_Alıştırma hedefi_: Kasım ayını ve sonbaharı anlatan yazıyı, son cümlesinden sonra gelecek bölümü yazarak sürdürün.

_Metin parçası_:
========================================
KAİNATIN AŞKI

             

  Kasım baharın son günlerini bize yaşatırken,kış ilk karı ile bize merhaba derken, henüz yapmadı iseniz;” Kasım aşkına” dair aktivitelere hemen başlayın.

  Benim en bi sevdiğim; kendini toprağın ezeli sevgisine bırakan, ağaçla olan dostluğunu,toprağın bağrında tekrar ona gübre olarak dönmek üzere sonlandıran sarı, yeşil, kırmızı yaprakları bahçenin bir köşesinde toplayıp üzerinde zıplamak…

  Ağaç dallarına dokunarak henüz dökülmeyen yaprakları bir yağmur gibi üzerime yağdırmak…Hatta tam yüzüme, elime düşecekken, biraz daha havaya fırlatıp oyunu uzatmak…

  Yaprakların kulağa melodi gibi gelen hışırtıları arasında onlara hafifçe ayağımla vura vura uzun yürüyüşler yapmak…

  Sonbahar meltemlerini hissetmek için penceremi açıp, üzerime bir battaniye alıp,elimde çayımla bahçeyi, kainatı bir film tadında izlemek…

  At kestanelerin ve pelit ağaçlarının altına dökülenlerini toplamak.( Küçük bir ipucu; onları kurutup kuru kavanozlarına koyduğunuzda asla kurularınız güvenlenmiyor.)
========================================
_Mevcut veriler_:
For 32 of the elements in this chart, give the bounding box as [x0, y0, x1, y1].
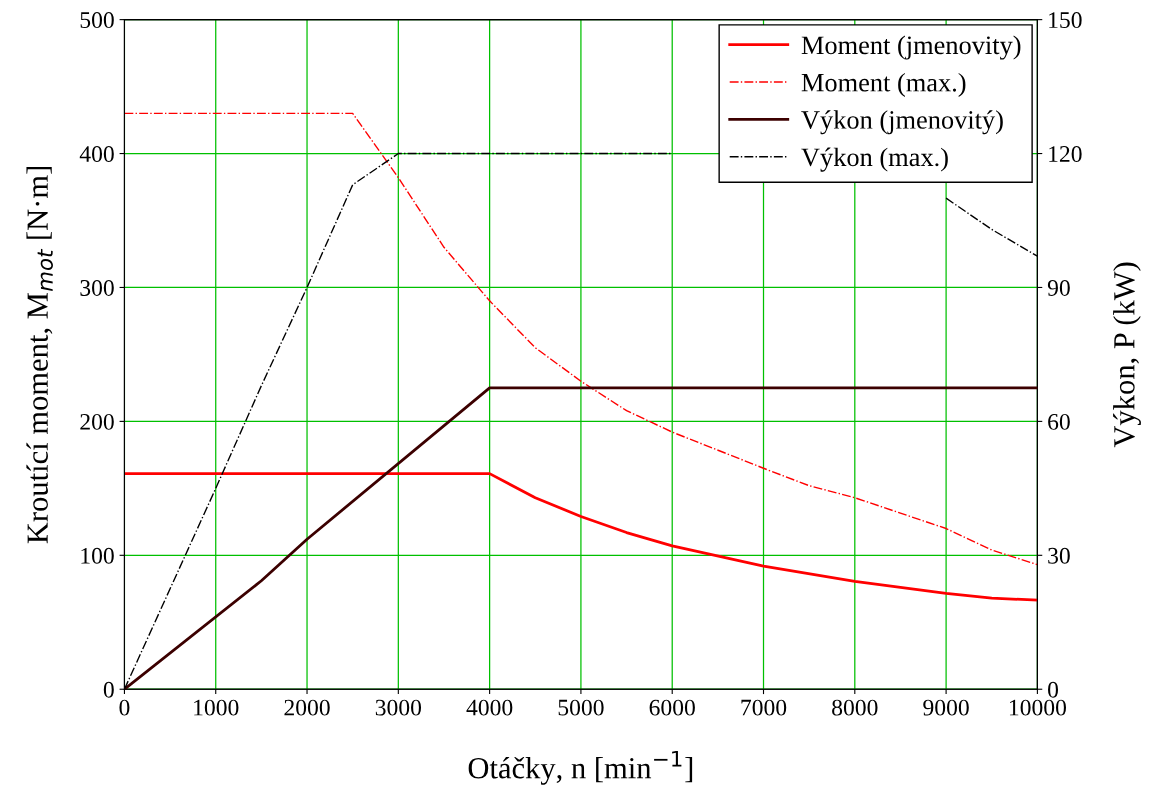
========================================
_Alıştırmanın cevabı_:
  Ağaçlar yapraklarını dökünce ortaya çıkan yuvalarından pencere atlarına, duvar kovuklarına göç eden serçelerin, kargaların telaşelerini izlemek …

  Bir kediye süt verip ; içerken çıkardığı sese ve bıyıklarının bembeyaz oluşuna gülmek….

  Eğer mümkünse bir su kenarında, bir göl çevresinde gezi yapmak…

   Kasım'da aşk gerçekten başkadır. Ne olur; kaldırın gözlerinizi başkalarının hayatlarını bize getiren ekranlardan ve bizi çepeçevre saran kainata bakın. Kainatın aşkına tanık olun….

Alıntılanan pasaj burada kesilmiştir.